Source data:
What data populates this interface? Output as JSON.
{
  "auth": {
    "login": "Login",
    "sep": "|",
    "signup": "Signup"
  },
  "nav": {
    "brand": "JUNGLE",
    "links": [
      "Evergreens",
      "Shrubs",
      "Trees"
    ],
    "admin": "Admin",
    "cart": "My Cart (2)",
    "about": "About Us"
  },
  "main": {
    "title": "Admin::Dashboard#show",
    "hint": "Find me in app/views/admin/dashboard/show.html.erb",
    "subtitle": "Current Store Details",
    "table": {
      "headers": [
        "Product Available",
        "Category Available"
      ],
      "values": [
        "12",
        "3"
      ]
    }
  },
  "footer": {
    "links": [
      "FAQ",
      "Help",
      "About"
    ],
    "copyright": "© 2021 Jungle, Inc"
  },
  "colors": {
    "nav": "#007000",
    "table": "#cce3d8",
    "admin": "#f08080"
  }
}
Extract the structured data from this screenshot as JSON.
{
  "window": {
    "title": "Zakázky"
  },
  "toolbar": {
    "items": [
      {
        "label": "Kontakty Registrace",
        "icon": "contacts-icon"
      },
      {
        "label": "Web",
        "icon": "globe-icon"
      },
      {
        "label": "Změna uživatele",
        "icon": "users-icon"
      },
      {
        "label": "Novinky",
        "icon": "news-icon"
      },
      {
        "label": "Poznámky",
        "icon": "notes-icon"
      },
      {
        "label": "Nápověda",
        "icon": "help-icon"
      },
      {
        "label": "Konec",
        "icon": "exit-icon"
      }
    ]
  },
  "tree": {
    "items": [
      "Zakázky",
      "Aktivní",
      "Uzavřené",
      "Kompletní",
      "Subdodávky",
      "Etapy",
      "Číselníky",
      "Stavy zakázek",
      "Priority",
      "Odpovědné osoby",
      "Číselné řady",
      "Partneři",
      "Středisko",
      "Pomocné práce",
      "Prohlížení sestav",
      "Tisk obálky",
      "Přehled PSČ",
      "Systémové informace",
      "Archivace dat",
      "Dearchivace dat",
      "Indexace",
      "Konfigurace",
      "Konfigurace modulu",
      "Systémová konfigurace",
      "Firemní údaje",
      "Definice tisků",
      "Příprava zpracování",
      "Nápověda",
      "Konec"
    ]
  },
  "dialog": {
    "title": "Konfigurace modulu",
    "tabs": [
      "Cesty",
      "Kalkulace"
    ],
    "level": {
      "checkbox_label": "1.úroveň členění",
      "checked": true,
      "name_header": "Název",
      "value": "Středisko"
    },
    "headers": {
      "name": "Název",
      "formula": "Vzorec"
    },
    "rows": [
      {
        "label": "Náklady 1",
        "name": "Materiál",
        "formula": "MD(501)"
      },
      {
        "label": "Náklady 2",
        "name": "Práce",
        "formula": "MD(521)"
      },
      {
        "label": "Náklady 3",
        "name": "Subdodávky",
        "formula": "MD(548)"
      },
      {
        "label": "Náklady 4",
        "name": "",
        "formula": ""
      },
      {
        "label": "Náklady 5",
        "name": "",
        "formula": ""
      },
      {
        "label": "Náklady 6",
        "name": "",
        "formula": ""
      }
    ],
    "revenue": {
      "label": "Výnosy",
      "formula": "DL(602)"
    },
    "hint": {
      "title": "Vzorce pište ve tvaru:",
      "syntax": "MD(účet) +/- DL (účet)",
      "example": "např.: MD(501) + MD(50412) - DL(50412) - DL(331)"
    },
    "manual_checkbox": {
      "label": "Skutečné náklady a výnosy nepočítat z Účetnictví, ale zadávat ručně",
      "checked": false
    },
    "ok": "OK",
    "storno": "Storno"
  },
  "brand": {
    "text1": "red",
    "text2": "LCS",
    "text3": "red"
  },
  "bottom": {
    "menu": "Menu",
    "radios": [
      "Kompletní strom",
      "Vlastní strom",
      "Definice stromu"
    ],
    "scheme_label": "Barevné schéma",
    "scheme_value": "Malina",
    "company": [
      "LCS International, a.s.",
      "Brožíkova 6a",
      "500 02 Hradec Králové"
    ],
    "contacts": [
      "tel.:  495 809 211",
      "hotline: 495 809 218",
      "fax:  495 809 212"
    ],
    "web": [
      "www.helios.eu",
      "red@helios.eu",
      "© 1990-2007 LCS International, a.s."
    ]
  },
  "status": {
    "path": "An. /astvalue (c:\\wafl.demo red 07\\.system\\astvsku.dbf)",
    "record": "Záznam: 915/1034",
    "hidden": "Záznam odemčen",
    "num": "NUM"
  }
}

What you should do: Return every line in the listing that contains the word "formula".

Answer to this problem:
      "formula": "Vzorec"
        "formula": "MD(501)"
        "formula": "MD(521)"
        "formula": "MD(548)"
        "formula": ""
        "formula": ""
        "formula": ""
      "formula": "DL(602)"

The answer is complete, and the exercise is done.